Task details -> Below are some records; give them all again exactly, but not the pictures.
--- Stored rows ---
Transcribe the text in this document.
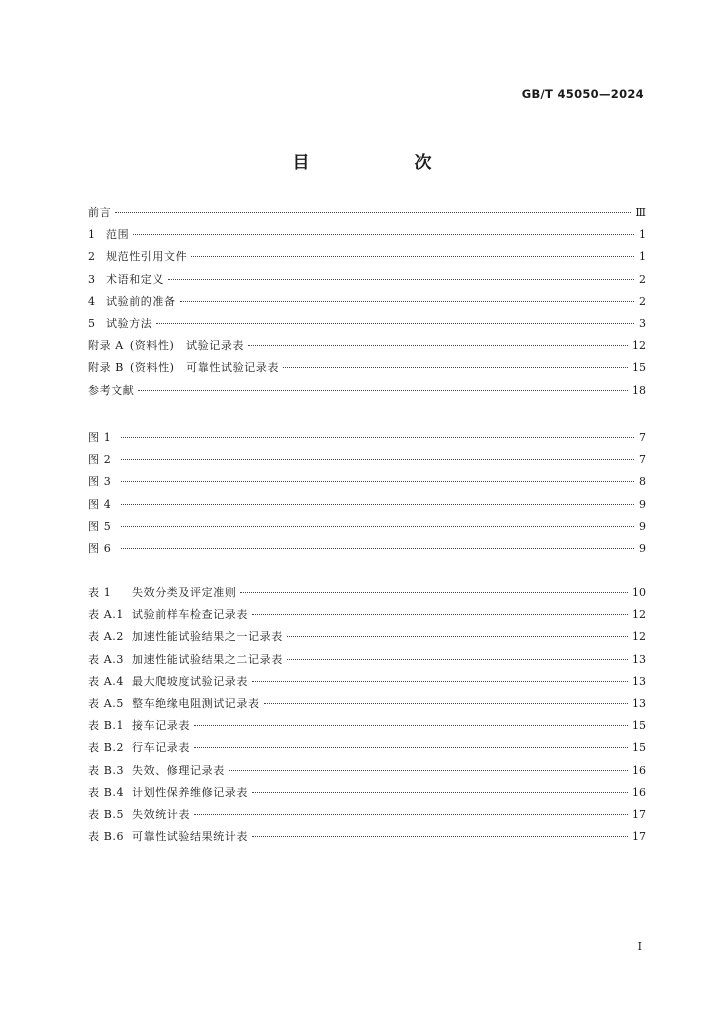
GB/T 45050—2024
目　次
前言	Ⅲ
1 范围	1
2 规范性引用文件	1
3 术语和定义	2
4 试验前的准备	2
5 试验方法	3
附录 A (资料性)　试验记录表	12
附录 B (资料性)　可靠性试验记录表	15
参考文献	18
图 1	7
图 2	7
图 3	8
图 4	9
图 5	9
图 6	9
表 1 失效分类及评定准则	10
表 A.1 试验前样车检查记录表	12
表 A.2 加速性能试验结果之一记录表	12
表 A.3 加速性能试验结果之二记录表	13
表 A.4 最大爬坡度试验记录表	13
表 A.5 整车绝缘电阻测试记录表	13
表 B.1 接车记录表	15
表 B.2 行车记录表	15
表 B.3 失效、修理记录表	16
表 B.4 计划性保养维修记录表	16
表 B.5 失效统计表	17
表 B.6 可靠性试验结果统计表	17
I
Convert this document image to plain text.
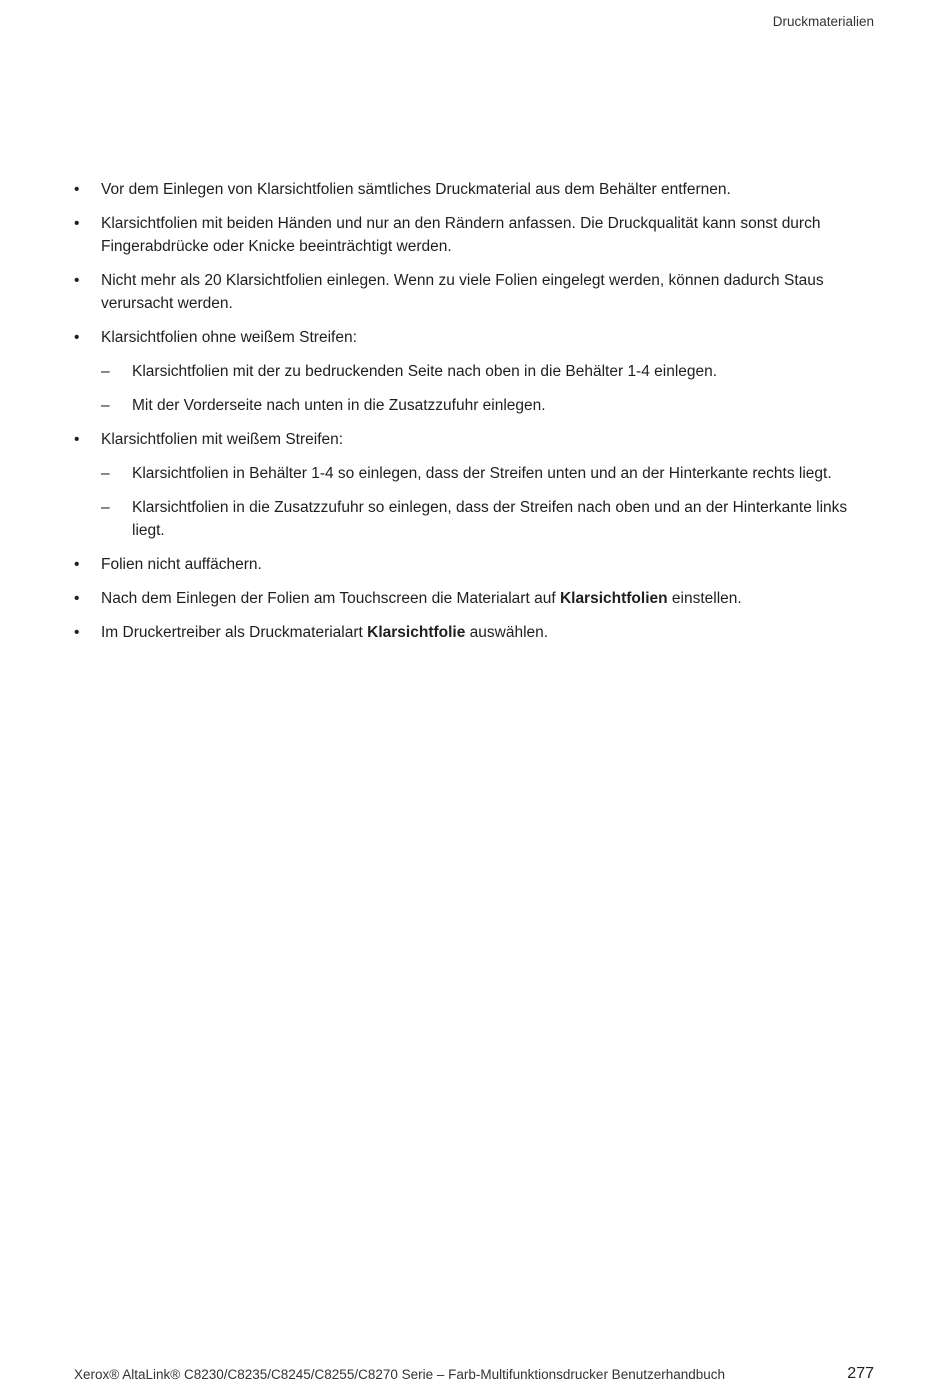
Druckmaterialien
• Vor dem Einlegen von Klarsichtfolien sämtliches Druckmaterial aus dem Behälter entfernen.
• Klarsichtfolien mit beiden Händen und nur an den Rändern anfassen. Die Druckqualität kann sonst durch Fingerabdrücke oder Knicke beeinträchtigt werden.
• Nicht mehr als 20 Klarsichtfolien einlegen. Wenn zu viele Folien eingelegt werden, können dadurch Staus verursacht werden.
• Klarsichtfolien ohne weißem Streifen:
– Klarsichtfolien mit der zu bedruckenden Seite nach oben in die Behälter 1-4 einlegen.
– Mit der Vorderseite nach unten in die Zusatzzufuhr einlegen.
• Klarsichtfolien mit weißem Streifen:
– Klarsichtfolien in Behälter 1-4 so einlegen, dass der Streifen unten und an der Hinterkante rechts liegt.
– Klarsichtfolien in die Zusatzzufuhr so einlegen, dass der Streifen nach oben und an der Hinterkante links liegt.
• Folien nicht auffächern.
• Nach dem Einlegen der Folien am Touchscreen die Materialart auf Klarsichtfolien einstellen.
• Im Druckertreiber als Druckmaterialart Klarsichtfolie auswählen.
Xerox® AltaLink® C8230/C8235/C8245/C8255/C8270 Serie – Farb-Multifunktionsdrucker Benutzerhandbuch	277
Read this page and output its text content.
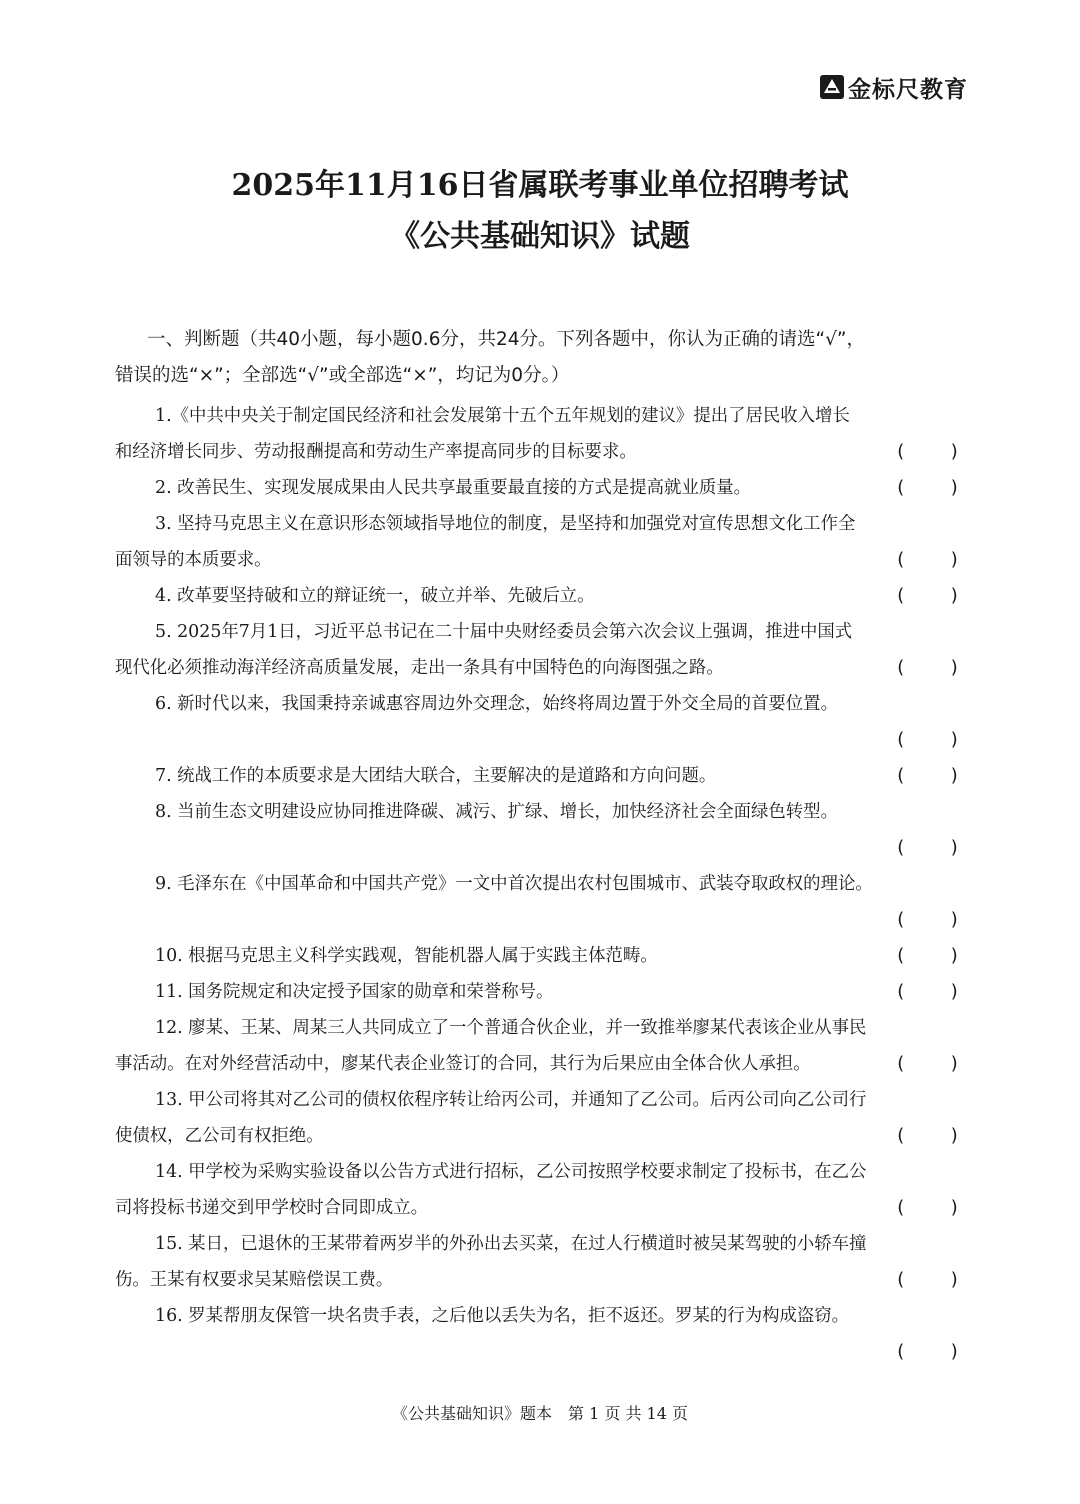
金标尺教育
2025年11月16日省属联考事业单位招聘考试
《公共基础知识》试题
一、判断题（共40小题，每小题0.6分，共24分。下列各题中，你认为正确的请选“√”，
错误的选“×”；全部选“√”或全部选“×”，均记为0分。）
1.《中共中央关于制定国民经济和社会发展第十五个五年规划的建议》提出了居民收入增长
和经济增长同步、劳动报酬提高和劳动生产率提高同步的目标要求。	(    )
2. 改善民生、实现发展成果由人民共享最重要最直接的方式是提高就业质量。	(    )
3. 坚持马克思主义在意识形态领域指导地位的制度，是坚持和加强党对宣传思想文化工作全
面领导的本质要求。	(    )
4. 改革要坚持破和立的辩证统一，破立并举、先破后立。	(    )
5. 2025年7月1日，习近平总书记在二十届中央财经委员会第六次会议上强调，推进中国式
现代化必须推动海洋经济高质量发展，走出一条具有中国特色的向海图强之路。	(    )
6. 新时代以来，我国秉持亲诚惠容周边外交理念，始终将周边置于外交全局的首要位置。
(    )
7. 统战工作的本质要求是大团结大联合，主要解决的是道路和方向问题。	(    )
8. 当前生态文明建设应协同推进降碳、减污、扩绿、增长，加快经济社会全面绿色转型。
(    )
9. 毛泽东在《中国革命和中国共产党》一文中首次提出农村包围城市、武装夺取政权的理论。
(    )
10. 根据马克思主义科学实践观，智能机器人属于实践主体范畴。	(    )
11. 国务院规定和决定授予国家的勋章和荣誉称号。	(    )
12. 廖某、王某、周某三人共同成立了一个普通合伙企业，并一致推举廖某代表该企业从事民
事活动。在对外经营活动中，廖某代表企业签订的合同，其行为后果应由全体合伙人承担。	(    )
13. 甲公司将其对乙公司的债权依程序转让给丙公司，并通知了乙公司。后丙公司向乙公司行
使债权，乙公司有权拒绝。	(    )
14. 甲学校为采购实验设备以公告方式进行招标，乙公司按照学校要求制定了投标书，在乙公
司将投标书递交到甲学校时合同即成立。	(    )
15. 某日，已退休的王某带着两岁半的外孙出去买菜，在过人行横道时被吴某驾驶的小轿车撞
伤。王某有权要求吴某赔偿误工费。	(    )
16. 罗某帮朋友保管一块名贵手表，之后他以丢失为名，拒不返还。罗某的行为构成盗窃。
(    )
《公共基础知识》题本　第 1 页 共 14 页
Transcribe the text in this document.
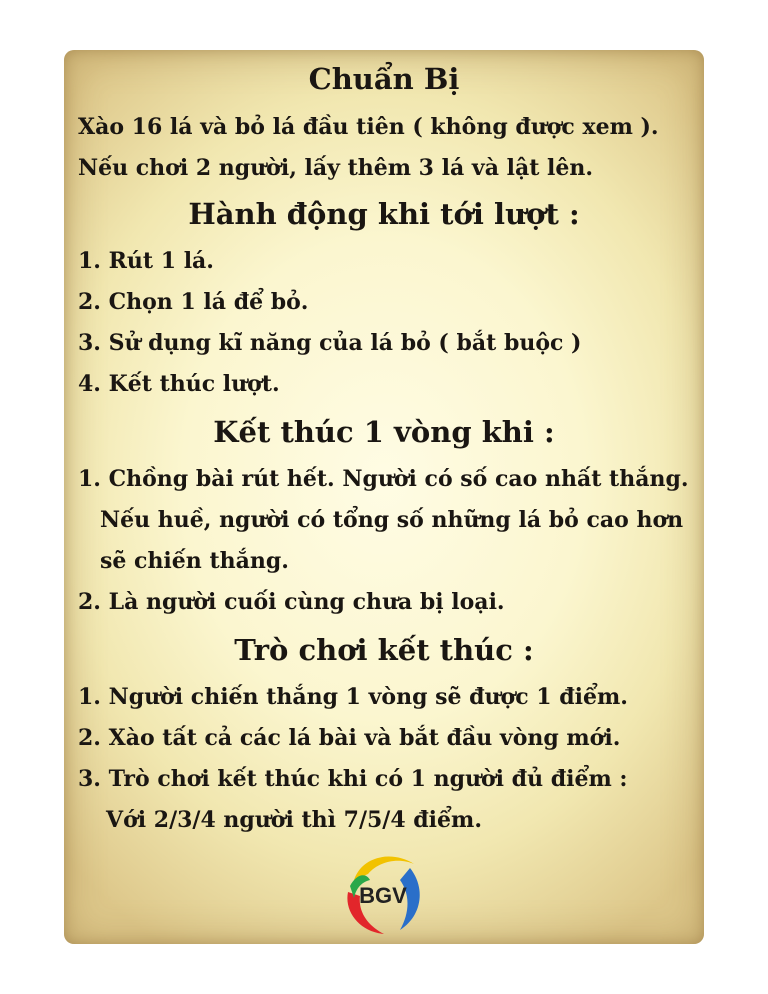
Chuẩn Bị

Xào 16 lá và bỏ lá đầu tiên ( không được xem ).

Nếu chơi 2 người, lấy thêm 3 lá và lật lên.

Hành động khi tới lượt :

1. Rút 1 lá.

2. Chọn 1 lá để bỏ.

3. Sử dụng kĩ năng của lá bỏ ( bắt buộc )

4. Kết thúc lượt.

Kết thúc 1 vòng khi :

1. Chồng bài rút hết. Người có số cao nhất thắng.

Nếu huề, người có tổng số những lá bỏ cao hơn

sẽ chiến thắng.

2. Là người cuối cùng chưa bị loại.

Trò chơi kết thúc :

1. Người chiến thắng 1 vòng sẽ được 1 điểm.

2. Xào tất cả các lá bài và bắt đầu vòng mới.

3. Trò chơi kết thúc khi có 1 người đủ điểm :

Với 2/3/4 người thì 7/5/4 điểm.

BGV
---
Solution to this problem ->
Transcribe the text in this document.
GB/T 45050—2024
目　次
前言	Ⅲ
1 范围	1
2 规范性引用文件	1
3 术语和定义	2
4 试验前的准备	2
5 试验方法	3
附录 A (资料性)　试验记录表	12
附录 B (资料性)　可靠性试验记录表	15
参考文献	18
图 1	7
图 2	7
图 3	8
图 4	9
图 5	9
图 6	9
表 1 失效分类及评定准则	10
表 A.1 试验前样车检查记录表	12
表 A.2 加速性能试验结果之一记录表	12
表 A.3 加速性能试验结果之二记录表	13
表 A.4 最大爬坡度试验记录表	13
表 A.5 整车绝缘电阻测试记录表	13
表 B.1 接车记录表	15
表 B.2 行车记录表	15
表 B.3 失效、修理记录表	16
表 B.4 计划性保养维修记录表	16
表 B.5 失效统计表	17
表 B.6 可靠性试验结果统计表	17
I
Convert this document image to plain text.
Druckmaterialien
• Vor dem Einlegen von Klarsichtfolien sämtliches Druckmaterial aus dem Behälter entfernen.
• Klarsichtfolien mit beiden Händen und nur an den Rändern anfassen. Die Druckqualität kann sonst durch Fingerabdrücke oder Knicke beeinträchtigt werden.
• Nicht mehr als 20 Klarsichtfolien einlegen. Wenn zu viele Folien eingelegt werden, können dadurch Staus verursacht werden.
• Klarsichtfolien ohne weißem Streifen:
– Klarsichtfolien mit der zu bedruckenden Seite nach oben in die Behälter 1-4 einlegen.
– Mit der Vorderseite nach unten in die Zusatzzufuhr einlegen.
• Klarsichtfolien mit weißem Streifen:
– Klarsichtfolien in Behälter 1-4 so einlegen, dass der Streifen unten und an der Hinterkante rechts liegt.
– Klarsichtfolien in die Zusatzzufuhr so einlegen, dass der Streifen nach oben und an der Hinterkante links liegt.
• Folien nicht auffächern.
• Nach dem Einlegen der Folien am Touchscreen die Materialart auf Klarsichtfolien einstellen.
• Im Druckertreiber als Druckmaterialart Klarsichtfolie auswählen.
Xerox® AltaLink® C8230/C8235/C8245/C8255/C8270 Serie – Farb-Multifunktionsdrucker Benutzerhandbuch	277
Read this page and output its text content.
金标尺教育
2025年11月16日省属联考事业单位招聘考试
《公共基础知识》试题
一、判断题（共40小题，每小题0.6分，共24分。下列各题中，你认为正确的请选“√”，
错误的选“×”；全部选“√”或全部选“×”，均记为0分。）
1.《中共中央关于制定国民经济和社会发展第十五个五年规划的建议》提出了居民收入增长
和经济增长同步、劳动报酬提高和劳动生产率提高同步的目标要求。	(    )
2. 改善民生、实现发展成果由人民共享最重要最直接的方式是提高就业质量。	(    )
3. 坚持马克思主义在意识形态领域指导地位的制度，是坚持和加强党对宣传思想文化工作全
面领导的本质要求。	(    )
4. 改革要坚持破和立的辩证统一，破立并举、先破后立。	(    )
5. 2025年7月1日，习近平总书记在二十届中央财经委员会第六次会议上强调，推进中国式
现代化必须推动海洋经济高质量发展，走出一条具有中国特色的向海图强之路。	(    )
6. 新时代以来，我国秉持亲诚惠容周边外交理念，始终将周边置于外交全局的首要位置。
(    )
7. 统战工作的本质要求是大团结大联合，主要解决的是道路和方向问题。	(    )
8. 当前生态文明建设应协同推进降碳、减污、扩绿、增长，加快经济社会全面绿色转型。
(    )
9. 毛泽东在《中国革命和中国共产党》一文中首次提出农村包围城市、武装夺取政权的理论。
(    )
10. 根据马克思主义科学实践观，智能机器人属于实践主体范畴。	(    )
11. 国务院规定和决定授予国家的勋章和荣誉称号。	(    )
12. 廖某、王某、周某三人共同成立了一个普通合伙企业，并一致推举廖某代表该企业从事民
事活动。在对外经营活动中，廖某代表企业签订的合同，其行为后果应由全体合伙人承担。	(    )
13. 甲公司将其对乙公司的债权依程序转让给丙公司，并通知了乙公司。后丙公司向乙公司行
使债权，乙公司有权拒绝。	(    )
14. 甲学校为采购实验设备以公告方式进行招标，乙公司按照学校要求制定了投标书，在乙公
司将投标书递交到甲学校时合同即成立。	(    )
15. 某日，已退休的王某带着两岁半的外孙出去买菜，在过人行横道时被吴某驾驶的小轿车撞
伤。王某有权要求吴某赔偿误工费。	(    )
16. 罗某帮朋友保管一块名贵手表，之后他以丢失为名，拒不返还。罗某的行为构成盗窃。
(    )
《公共基础知识》题本　第 1 页 共 14 页
Transcribe the text in this document.
Chuẩn Bị

Xào 16 lá và bỏ lá đầu tiên ( không được xem ).

Nếu chơi 2 người, lấy thêm 3 lá và lật lên.

Hành động khi tới lượt :

1. Rút 1 lá.

2. Chọn 1 lá để bỏ.

3. Sử dụng kĩ năng của lá bỏ ( bắt buộc )

4. Kết thúc lượt.

Kết thúc 1 vòng khi :

1. Chồng bài rút hết. Người có số cao nhất thắng.

Nếu huề, người có tổng số những lá bỏ cao hơn

sẽ chiến thắng.

2. Là người cuối cùng chưa bị loại.

Trò chơi kết thúc :

1. Người chiến thắng 1 vòng sẽ được 1 điểm.

2. Xào tất cả các lá bài và bắt đầu vòng mới.

3. Trò chơi kết thúc khi có 1 người đủ điểm :

Với 2/3/4 người thì 7/5/4 điểm.

BGV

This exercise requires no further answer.